● TASK PROMPT: Each record below is to be reproduced without any change.

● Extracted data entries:
|---|

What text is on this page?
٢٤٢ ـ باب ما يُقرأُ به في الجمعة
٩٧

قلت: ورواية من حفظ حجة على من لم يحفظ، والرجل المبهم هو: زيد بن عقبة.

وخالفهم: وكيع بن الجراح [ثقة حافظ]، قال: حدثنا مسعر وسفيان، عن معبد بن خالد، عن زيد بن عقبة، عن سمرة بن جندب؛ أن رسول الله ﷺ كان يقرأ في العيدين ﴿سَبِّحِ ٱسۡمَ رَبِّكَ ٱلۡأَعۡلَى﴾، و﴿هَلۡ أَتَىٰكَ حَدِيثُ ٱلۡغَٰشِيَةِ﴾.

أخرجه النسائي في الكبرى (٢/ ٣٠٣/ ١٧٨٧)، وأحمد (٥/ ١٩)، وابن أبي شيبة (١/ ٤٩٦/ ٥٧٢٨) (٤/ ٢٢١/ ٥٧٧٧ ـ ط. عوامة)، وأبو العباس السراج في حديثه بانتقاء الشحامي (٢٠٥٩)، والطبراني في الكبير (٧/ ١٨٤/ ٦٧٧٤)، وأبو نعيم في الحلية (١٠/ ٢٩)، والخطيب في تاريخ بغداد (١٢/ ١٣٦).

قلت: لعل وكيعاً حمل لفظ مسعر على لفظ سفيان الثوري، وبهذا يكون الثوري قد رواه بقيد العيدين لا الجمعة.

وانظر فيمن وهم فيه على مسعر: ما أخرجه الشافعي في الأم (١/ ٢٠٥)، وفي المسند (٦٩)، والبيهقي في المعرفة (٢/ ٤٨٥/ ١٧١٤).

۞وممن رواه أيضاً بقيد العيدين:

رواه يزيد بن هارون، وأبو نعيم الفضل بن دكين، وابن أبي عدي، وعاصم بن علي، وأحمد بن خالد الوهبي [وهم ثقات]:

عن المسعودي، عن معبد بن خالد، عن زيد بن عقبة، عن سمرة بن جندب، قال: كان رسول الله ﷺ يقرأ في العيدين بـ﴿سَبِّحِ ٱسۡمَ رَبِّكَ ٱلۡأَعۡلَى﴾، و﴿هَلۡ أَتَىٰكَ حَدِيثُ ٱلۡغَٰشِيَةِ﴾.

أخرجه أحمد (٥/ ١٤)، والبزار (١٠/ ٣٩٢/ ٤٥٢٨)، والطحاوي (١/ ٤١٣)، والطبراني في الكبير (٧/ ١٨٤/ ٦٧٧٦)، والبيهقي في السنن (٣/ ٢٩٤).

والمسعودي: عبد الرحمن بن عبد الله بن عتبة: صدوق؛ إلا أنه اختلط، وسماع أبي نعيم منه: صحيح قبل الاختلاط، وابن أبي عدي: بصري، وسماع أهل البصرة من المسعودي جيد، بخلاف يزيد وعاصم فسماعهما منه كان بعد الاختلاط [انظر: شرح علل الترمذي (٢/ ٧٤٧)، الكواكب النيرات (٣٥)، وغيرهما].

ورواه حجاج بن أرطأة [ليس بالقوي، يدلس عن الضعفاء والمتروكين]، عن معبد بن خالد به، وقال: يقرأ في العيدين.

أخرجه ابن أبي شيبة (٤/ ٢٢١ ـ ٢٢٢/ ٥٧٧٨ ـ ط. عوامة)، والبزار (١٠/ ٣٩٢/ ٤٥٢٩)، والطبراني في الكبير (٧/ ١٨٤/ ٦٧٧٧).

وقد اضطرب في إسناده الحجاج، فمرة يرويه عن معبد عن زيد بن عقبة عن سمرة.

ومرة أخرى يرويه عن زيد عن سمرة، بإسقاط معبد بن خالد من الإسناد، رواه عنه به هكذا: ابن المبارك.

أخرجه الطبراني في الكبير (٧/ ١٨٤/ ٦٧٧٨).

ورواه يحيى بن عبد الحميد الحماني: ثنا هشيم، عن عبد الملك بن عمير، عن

|---|

● EXERCISE OUTPUT:
What text is on this page?
٢٤٢ ـ باب ما يُقرأُ به في الجمعة
٩٧

قلت: ورواية من حفظ حجة على من لم يحفظ، والرجل المبهم هو: زيد بن عقبة.

وخالفهم: وكيع بن الجراح [ثقة حافظ]، قال: حدثنا مسعر وسفيان، عن معبد بن خالد، عن زيد بن عقبة، عن سمرة بن جندب؛ أن رسول الله ﷺ كان يقرأ في العيدين ﴿سَبِّحِ ٱسۡمَ رَبِّكَ ٱلۡأَعۡلَى﴾، و﴿هَلۡ أَتَىٰكَ حَدِيثُ ٱلۡغَٰشِيَةِ﴾.

أخرجه النسائي في الكبرى (٢/ ٣٠٣/ ١٧٨٧)، وأحمد (٥/ ١٩)، وابن أبي شيبة (١/ ٤٩٦/ ٥٧٢٨) (٤/ ٢٢١/ ٥٧٧٧ ـ ط. عوامة)، وأبو العباس السراج في حديثه بانتقاء الشحامي (٢٠٥٩)، والطبراني في الكبير (٧/ ١٨٤/ ٦٧٧٤)، وأبو نعيم في الحلية (١٠/ ٢٩)، والخطيب في تاريخ بغداد (١٢/ ١٣٦).

قلت: لعل وكيعاً حمل لفظ مسعر على لفظ سفيان الثوري، وبهذا يكون الثوري قد رواه بقيد العيدين لا الجمعة.

وانظر فيمن وهم فيه على مسعر: ما أخرجه الشافعي في الأم (١/ ٢٠٥)، وفي المسند (٦٩)، والبيهقي في المعرفة (٢/ ٤٨٥/ ١٧١٤).

۞وممن رواه أيضاً بقيد العيدين:

رواه يزيد بن هارون، وأبو نعيم الفضل بن دكين، وابن أبي عدي، وعاصم بن علي، وأحمد بن خالد الوهبي [وهم ثقات]:

عن المسعودي، عن معبد بن خالد، عن زيد بن عقبة، عن سمرة بن جندب، قال: كان رسول الله ﷺ يقرأ في العيدين بـ﴿سَبِّحِ ٱسۡمَ رَبِّكَ ٱلۡأَعۡلَى﴾، و﴿هَلۡ أَتَىٰكَ حَدِيثُ ٱلۡغَٰشِيَةِ﴾.

أخرجه أحمد (٥/ ١٤)، والبزار (١٠/ ٣٩٢/ ٤٥٢٨)، والطحاوي (١/ ٤١٣)، والطبراني في الكبير (٧/ ١٨٤/ ٦٧٧٦)، والبيهقي في السنن (٣/ ٢٩٤).

والمسعودي: عبد الرحمن بن عبد الله بن عتبة: صدوق؛ إلا أنه اختلط، وسماع أبي نعيم منه: صحيح قبل الاختلاط، وابن أبي عدي: بصري، وسماع أهل البصرة من المسعودي جيد، بخلاف يزيد وعاصم فسماعهما منه كان بعد الاختلاط [انظر: شرح علل الترمذي (٢/ ٧٤٧)، الكواكب النيرات (٣٥)، وغيرهما].

ورواه حجاج بن أرطأة [ليس بالقوي، يدلس عن الضعفاء والمتروكين]، عن معبد بن خالد به، وقال: يقرأ في العيدين.

أخرجه ابن أبي شيبة (٤/ ٢٢١ ـ ٢٢٢/ ٥٧٧٨ ـ ط. عوامة)، والبزار (١٠/ ٣٩٢/ ٤٥٢٩)، والطبراني في الكبير (٧/ ١٨٤/ ٦٧٧٧).

وقد اضطرب في إسناده الحجاج، فمرة يرويه عن معبد عن زيد بن عقبة عن سمرة.

ومرة أخرى يرويه عن زيد عن سمرة، بإسقاط معبد بن خالد من الإسناد، رواه عنه به هكذا: ابن المبارك.

أخرجه الطبراني في الكبير (٧/ ١٨٤/ ٦٧٧٨).

ورواه يحيى بن عبد الحميد الحماني: ثنا هشيم، عن عبد الملك بن عمير، عن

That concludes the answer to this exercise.